**AIM OF THE TASK:**
Quote every line below exactly and skip any picture.

**INPUT MATERIAL:**
/---
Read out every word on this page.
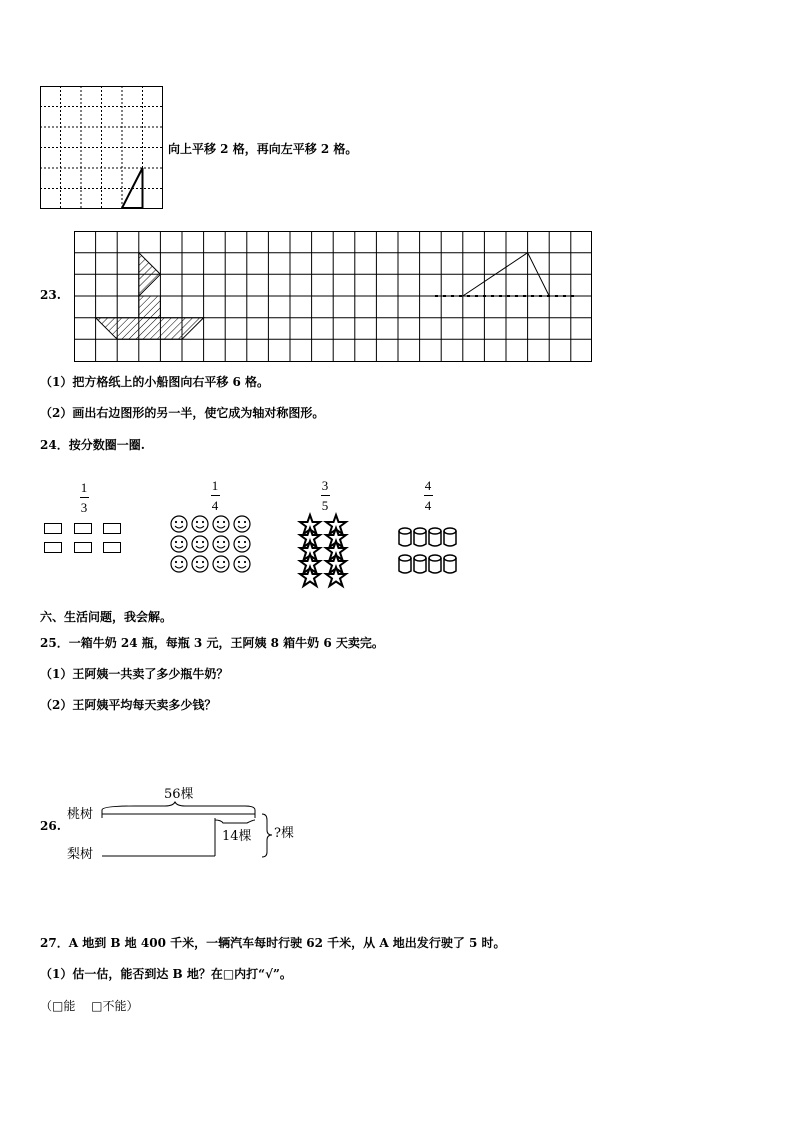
向上平移 2 格，再向左平移 2 格。
23.
（1）把方格纸上的小船图向右平移 6 格。
（2）画出右边图形的另一半，使它成为轴对称图形。
24．按分数圈一圈.
1
3
1
4
3
5
4
4
六、生活问题，我会解。
25．一箱牛奶 24 瓶，每瓶 3 元，王阿姨 8 箱牛奶 6 天卖完。
（1）王阿姨一共卖了多少瓶牛奶？
（2）王阿姨平均每天卖多少钱？
26.
桃树
梨树
56棵
14棵 ?棵
27．A 地到 B 地 400 千米，一辆汽车每时行驶 62 千米，从 A 地出发行驶了 5 时。
（1）估一估，能否到达 B 地？在□内打“√”。
（□能　 □不能）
\---
**RESULT OF THE TASK:**
Read out every word on this page.
向上平移 2 格，再向左平移 2 格。
23.
（1）把方格纸上的小船图向右平移 6 格。
（2）画出右边图形的另一半，使它成为轴对称图形。
24．按分数圈一圈.
1
3
1
4
3
5
4
4
六、生活问题，我会解。
25．一箱牛奶 24 瓶，每瓶 3 元，王阿姨 8 箱牛奶 6 天卖完。
（1）王阿姨一共卖了多少瓶牛奶？
（2）王阿姨平均每天卖多少钱？
26.
桃树
梨树
56棵
14棵 ?棵
27．A 地到 B 地 400 千米，一辆汽车每时行驶 62 千米，从 A 地出发行驶了 5 时。
（1）估一估，能否到达 B 地？在□内打“√”。
（□能　 □不能）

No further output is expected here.